WHAT IS ASKED:
Each line that holds the word "screenshot" counts once; report how many lines do so and nothing else.

# DATASET EXTRACT start

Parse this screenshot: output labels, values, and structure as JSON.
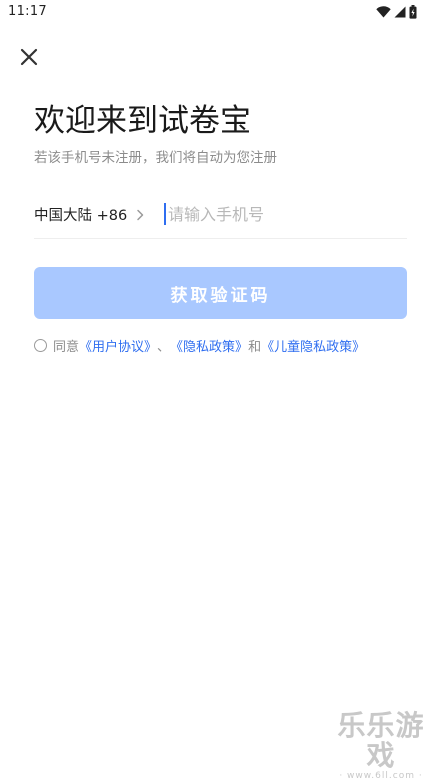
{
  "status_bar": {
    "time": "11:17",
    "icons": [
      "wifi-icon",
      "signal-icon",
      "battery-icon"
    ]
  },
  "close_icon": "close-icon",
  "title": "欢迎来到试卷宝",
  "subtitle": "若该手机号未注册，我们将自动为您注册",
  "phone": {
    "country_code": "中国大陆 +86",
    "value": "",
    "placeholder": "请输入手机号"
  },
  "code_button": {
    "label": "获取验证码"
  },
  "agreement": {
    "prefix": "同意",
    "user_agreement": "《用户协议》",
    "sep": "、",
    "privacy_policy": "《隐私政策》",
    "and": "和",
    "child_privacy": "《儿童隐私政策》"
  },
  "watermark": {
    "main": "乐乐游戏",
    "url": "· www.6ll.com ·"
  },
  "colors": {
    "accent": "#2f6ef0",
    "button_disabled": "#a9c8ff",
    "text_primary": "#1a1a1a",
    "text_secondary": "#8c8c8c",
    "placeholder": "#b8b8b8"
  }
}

# DATASET EXTRACT end
# DATASET EXTRACT start

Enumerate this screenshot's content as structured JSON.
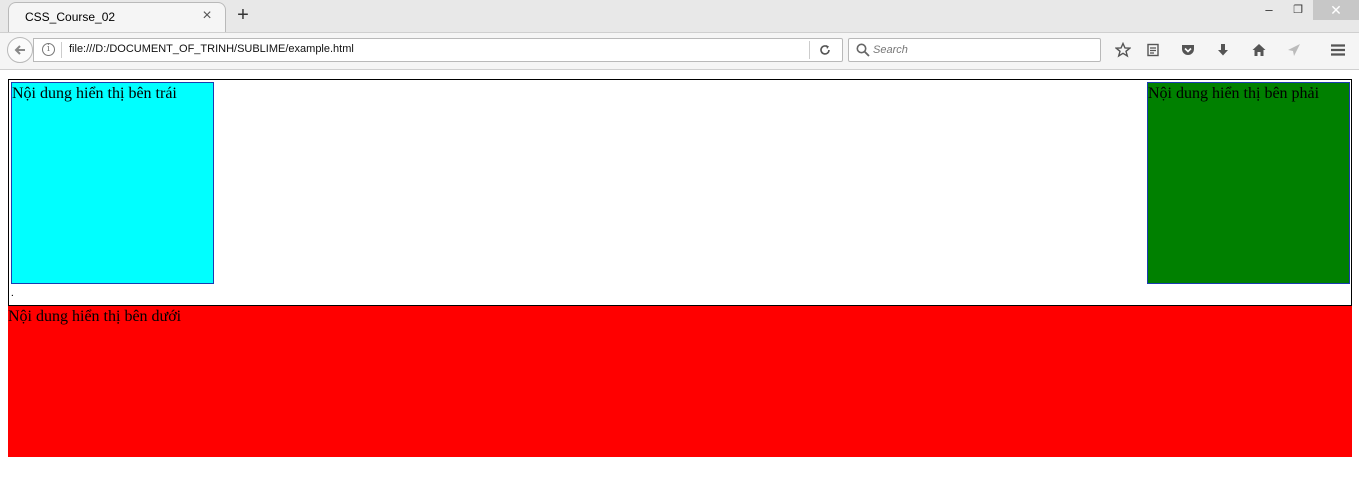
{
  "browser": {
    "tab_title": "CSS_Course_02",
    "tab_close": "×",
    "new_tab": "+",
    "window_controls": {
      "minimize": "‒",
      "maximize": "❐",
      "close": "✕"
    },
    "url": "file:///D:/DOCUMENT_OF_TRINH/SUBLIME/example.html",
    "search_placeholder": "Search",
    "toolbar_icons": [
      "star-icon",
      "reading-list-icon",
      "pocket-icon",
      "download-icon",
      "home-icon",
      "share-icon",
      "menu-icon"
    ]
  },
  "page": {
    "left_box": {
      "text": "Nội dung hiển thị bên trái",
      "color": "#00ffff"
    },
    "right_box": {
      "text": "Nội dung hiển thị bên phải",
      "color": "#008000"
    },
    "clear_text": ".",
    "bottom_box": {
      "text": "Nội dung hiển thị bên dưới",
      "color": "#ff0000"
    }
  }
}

# DATASET EXTRACT end

EXERCISE ANSWER:
2